> [Written problem] Find each line with the word "Convert" and copy it.

(Figure content listings)
BEGIN

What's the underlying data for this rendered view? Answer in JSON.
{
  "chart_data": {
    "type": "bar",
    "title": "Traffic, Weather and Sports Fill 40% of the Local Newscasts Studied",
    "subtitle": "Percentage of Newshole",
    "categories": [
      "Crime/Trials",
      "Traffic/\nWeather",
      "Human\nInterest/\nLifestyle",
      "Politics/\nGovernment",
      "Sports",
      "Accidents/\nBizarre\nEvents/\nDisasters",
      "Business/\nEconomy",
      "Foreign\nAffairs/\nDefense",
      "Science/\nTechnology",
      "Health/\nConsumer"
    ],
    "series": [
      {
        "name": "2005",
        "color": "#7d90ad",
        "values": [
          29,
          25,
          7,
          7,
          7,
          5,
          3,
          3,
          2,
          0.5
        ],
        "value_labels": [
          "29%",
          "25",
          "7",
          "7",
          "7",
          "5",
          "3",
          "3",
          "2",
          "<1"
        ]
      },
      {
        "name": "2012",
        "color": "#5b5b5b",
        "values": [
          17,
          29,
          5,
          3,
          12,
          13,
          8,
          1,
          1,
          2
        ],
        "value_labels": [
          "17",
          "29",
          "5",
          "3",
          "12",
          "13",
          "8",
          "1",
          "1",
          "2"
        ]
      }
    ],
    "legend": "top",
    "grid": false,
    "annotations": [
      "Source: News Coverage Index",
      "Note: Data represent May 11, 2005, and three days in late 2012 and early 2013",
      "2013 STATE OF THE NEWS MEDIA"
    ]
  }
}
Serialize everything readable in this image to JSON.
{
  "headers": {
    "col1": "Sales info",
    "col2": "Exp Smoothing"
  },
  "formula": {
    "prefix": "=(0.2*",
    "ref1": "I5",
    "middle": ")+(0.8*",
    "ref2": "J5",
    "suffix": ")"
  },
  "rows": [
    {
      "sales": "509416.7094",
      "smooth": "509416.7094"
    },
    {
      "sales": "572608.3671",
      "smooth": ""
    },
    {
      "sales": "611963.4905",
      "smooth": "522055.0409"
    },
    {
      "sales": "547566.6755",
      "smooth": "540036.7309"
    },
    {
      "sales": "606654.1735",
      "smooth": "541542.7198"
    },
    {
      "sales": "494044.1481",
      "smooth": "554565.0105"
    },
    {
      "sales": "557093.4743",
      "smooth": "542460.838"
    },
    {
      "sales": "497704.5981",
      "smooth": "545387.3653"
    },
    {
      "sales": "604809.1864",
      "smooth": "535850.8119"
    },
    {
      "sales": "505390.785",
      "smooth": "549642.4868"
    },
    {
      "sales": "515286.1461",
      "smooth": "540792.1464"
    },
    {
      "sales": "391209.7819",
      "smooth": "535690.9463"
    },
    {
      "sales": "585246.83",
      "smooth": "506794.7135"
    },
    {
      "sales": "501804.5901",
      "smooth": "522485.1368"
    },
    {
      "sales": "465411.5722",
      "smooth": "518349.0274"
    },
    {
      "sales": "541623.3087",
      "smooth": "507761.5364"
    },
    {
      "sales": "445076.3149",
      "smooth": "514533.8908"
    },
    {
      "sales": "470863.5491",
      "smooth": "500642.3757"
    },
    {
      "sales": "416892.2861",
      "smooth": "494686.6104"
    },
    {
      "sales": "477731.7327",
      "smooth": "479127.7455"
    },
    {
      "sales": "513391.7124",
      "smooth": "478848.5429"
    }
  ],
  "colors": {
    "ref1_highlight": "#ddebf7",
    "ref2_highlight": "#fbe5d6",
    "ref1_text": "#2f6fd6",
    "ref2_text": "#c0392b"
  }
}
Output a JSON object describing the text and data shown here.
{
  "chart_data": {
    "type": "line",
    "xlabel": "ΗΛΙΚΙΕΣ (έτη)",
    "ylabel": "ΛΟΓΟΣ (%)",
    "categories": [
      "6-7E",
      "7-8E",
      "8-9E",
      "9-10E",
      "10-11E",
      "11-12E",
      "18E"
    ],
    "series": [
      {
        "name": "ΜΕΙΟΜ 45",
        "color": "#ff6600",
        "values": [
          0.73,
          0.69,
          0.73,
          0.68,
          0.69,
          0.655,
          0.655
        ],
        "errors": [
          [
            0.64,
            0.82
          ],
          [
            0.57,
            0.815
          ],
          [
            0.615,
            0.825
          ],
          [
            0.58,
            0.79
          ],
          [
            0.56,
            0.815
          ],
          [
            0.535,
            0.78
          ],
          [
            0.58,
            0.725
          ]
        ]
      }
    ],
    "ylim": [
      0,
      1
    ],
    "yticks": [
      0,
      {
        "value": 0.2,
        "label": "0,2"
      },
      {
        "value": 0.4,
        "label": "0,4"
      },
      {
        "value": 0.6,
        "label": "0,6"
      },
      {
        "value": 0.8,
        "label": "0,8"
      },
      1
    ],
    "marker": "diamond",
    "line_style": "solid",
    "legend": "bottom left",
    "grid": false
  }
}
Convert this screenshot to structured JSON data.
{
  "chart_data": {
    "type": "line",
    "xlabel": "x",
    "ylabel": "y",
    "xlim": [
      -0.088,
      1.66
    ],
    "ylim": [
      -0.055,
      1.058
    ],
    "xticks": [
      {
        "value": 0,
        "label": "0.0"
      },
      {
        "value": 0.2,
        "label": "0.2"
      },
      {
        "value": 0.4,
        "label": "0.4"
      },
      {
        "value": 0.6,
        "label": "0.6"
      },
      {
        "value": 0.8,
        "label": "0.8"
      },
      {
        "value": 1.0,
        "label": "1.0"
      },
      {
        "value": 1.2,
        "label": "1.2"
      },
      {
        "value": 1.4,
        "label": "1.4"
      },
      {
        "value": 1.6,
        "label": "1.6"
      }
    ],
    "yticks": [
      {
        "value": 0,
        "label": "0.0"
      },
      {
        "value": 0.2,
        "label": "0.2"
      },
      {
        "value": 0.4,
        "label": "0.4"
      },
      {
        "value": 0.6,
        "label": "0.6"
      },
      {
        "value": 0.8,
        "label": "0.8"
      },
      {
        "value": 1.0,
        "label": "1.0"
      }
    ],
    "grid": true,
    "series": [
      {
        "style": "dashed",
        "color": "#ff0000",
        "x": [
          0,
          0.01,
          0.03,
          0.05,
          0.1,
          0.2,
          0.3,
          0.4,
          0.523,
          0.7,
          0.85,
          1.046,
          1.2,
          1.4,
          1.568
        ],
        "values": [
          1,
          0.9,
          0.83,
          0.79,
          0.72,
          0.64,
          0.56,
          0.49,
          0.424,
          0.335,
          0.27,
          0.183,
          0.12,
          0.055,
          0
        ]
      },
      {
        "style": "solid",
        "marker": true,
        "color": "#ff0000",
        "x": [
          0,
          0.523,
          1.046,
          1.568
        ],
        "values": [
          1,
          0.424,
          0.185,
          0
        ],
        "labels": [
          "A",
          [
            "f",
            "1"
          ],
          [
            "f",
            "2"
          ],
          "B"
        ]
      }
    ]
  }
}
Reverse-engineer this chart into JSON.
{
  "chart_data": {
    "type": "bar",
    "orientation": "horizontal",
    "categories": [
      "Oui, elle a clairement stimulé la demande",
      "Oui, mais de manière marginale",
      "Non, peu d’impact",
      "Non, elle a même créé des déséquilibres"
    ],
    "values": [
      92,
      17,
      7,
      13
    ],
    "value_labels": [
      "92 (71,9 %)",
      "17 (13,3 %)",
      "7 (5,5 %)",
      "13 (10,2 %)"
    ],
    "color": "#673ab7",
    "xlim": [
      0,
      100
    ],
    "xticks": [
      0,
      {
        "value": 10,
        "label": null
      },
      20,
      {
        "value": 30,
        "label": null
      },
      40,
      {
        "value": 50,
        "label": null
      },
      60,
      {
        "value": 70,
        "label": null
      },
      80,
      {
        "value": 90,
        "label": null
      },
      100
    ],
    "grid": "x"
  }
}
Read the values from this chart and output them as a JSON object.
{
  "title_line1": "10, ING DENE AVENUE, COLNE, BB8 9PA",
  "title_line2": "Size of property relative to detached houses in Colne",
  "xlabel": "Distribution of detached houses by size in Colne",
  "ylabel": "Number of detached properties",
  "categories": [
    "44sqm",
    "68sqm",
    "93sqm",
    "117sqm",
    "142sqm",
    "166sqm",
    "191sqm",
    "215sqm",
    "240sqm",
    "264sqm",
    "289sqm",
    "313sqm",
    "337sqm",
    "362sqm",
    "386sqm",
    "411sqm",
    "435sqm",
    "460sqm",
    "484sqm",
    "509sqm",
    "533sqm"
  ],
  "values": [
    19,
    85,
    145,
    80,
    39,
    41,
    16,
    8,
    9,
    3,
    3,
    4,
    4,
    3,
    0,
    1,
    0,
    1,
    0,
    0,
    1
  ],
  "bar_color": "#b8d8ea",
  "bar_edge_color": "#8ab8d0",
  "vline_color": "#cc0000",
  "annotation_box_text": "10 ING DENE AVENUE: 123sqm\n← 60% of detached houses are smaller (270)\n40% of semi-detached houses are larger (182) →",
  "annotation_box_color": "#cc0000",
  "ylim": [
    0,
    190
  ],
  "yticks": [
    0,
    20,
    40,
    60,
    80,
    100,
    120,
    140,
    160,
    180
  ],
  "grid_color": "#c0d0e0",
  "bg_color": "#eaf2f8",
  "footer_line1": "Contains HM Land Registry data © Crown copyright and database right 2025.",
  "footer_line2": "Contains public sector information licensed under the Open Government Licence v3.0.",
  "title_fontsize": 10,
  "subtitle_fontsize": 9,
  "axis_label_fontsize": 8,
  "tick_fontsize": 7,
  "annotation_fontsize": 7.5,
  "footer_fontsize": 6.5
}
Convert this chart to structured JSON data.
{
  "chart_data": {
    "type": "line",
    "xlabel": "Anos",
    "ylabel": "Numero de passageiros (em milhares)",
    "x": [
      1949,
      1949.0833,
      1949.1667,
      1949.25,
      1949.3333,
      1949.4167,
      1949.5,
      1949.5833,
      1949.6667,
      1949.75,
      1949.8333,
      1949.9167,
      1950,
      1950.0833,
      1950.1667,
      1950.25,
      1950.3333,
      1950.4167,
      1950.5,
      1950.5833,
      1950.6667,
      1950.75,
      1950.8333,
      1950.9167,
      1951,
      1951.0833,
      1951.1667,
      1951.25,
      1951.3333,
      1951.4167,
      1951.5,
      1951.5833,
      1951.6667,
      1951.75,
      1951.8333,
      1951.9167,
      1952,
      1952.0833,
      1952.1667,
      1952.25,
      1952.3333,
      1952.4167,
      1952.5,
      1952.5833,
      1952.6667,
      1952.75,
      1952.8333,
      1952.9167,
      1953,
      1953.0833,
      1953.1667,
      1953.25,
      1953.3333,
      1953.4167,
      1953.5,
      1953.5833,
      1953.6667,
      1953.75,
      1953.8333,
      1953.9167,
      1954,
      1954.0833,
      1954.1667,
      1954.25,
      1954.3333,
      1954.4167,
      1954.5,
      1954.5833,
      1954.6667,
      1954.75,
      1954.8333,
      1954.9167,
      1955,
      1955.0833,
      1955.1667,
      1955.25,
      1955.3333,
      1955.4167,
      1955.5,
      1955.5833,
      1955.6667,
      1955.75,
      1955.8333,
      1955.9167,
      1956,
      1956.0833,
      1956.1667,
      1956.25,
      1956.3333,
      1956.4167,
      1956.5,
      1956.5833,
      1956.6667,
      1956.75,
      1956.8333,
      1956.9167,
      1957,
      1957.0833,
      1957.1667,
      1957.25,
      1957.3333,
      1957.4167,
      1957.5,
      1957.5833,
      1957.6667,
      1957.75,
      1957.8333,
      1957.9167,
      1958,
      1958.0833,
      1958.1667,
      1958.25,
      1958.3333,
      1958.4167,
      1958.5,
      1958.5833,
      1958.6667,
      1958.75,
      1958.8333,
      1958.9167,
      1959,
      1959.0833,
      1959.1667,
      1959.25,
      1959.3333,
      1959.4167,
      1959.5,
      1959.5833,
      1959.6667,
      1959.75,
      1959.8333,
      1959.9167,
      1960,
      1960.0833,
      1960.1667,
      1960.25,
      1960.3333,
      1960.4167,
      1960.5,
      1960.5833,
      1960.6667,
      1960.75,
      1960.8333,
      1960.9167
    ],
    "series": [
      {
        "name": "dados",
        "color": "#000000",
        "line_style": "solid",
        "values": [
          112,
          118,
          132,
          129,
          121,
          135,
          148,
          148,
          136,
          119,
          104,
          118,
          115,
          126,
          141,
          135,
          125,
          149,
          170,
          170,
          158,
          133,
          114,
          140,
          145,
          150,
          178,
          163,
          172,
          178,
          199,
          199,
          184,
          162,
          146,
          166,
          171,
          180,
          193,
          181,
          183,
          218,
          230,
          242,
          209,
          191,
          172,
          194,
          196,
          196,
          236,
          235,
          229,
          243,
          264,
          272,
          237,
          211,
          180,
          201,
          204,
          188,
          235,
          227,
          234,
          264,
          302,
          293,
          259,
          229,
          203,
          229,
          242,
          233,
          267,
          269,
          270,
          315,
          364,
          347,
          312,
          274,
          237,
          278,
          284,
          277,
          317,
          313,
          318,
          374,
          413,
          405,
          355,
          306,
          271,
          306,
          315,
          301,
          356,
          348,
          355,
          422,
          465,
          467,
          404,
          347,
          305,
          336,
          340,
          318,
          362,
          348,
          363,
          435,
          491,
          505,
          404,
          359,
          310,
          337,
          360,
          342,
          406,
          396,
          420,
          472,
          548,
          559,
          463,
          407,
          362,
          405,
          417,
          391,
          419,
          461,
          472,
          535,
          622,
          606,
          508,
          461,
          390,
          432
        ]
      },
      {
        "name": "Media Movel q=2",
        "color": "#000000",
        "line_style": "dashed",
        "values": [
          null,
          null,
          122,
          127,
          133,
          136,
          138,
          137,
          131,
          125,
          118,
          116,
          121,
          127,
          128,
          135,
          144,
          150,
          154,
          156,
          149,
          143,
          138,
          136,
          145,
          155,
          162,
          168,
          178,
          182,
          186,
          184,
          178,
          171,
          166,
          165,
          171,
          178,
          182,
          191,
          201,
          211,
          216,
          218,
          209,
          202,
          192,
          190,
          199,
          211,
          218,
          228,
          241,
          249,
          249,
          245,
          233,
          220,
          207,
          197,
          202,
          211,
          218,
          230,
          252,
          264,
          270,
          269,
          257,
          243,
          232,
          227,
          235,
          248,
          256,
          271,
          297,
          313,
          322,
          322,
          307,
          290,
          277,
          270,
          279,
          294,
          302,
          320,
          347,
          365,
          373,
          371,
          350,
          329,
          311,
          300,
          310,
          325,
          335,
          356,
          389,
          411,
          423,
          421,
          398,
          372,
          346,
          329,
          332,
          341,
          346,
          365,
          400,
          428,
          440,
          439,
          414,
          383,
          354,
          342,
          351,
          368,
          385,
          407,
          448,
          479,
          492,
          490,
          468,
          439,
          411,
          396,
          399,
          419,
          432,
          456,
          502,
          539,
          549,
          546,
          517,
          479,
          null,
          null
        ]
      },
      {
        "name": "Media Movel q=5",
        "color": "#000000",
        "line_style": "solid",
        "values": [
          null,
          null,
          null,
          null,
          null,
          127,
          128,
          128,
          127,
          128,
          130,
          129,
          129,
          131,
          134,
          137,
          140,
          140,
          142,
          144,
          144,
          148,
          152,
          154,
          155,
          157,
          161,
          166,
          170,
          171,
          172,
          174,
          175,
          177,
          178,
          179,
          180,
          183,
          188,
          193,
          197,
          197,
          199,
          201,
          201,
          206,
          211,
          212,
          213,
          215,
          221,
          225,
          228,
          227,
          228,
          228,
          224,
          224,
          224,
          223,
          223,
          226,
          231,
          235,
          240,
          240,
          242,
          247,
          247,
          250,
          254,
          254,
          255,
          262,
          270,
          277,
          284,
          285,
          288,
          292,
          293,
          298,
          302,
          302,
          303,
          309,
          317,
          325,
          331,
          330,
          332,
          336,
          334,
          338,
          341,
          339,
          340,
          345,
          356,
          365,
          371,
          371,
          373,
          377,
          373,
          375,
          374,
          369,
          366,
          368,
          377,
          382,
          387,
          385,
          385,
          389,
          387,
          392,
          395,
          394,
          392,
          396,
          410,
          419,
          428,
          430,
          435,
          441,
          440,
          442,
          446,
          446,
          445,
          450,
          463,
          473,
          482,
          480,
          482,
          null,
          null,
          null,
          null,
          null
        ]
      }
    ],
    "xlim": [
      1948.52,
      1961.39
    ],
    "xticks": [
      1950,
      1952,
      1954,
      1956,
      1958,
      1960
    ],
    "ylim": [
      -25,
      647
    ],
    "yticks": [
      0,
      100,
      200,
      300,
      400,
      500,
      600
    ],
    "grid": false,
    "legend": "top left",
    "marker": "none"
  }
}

END

> [In response]
Convert this screenshot to structured JSON data.
Convert this chart to structured JSON data.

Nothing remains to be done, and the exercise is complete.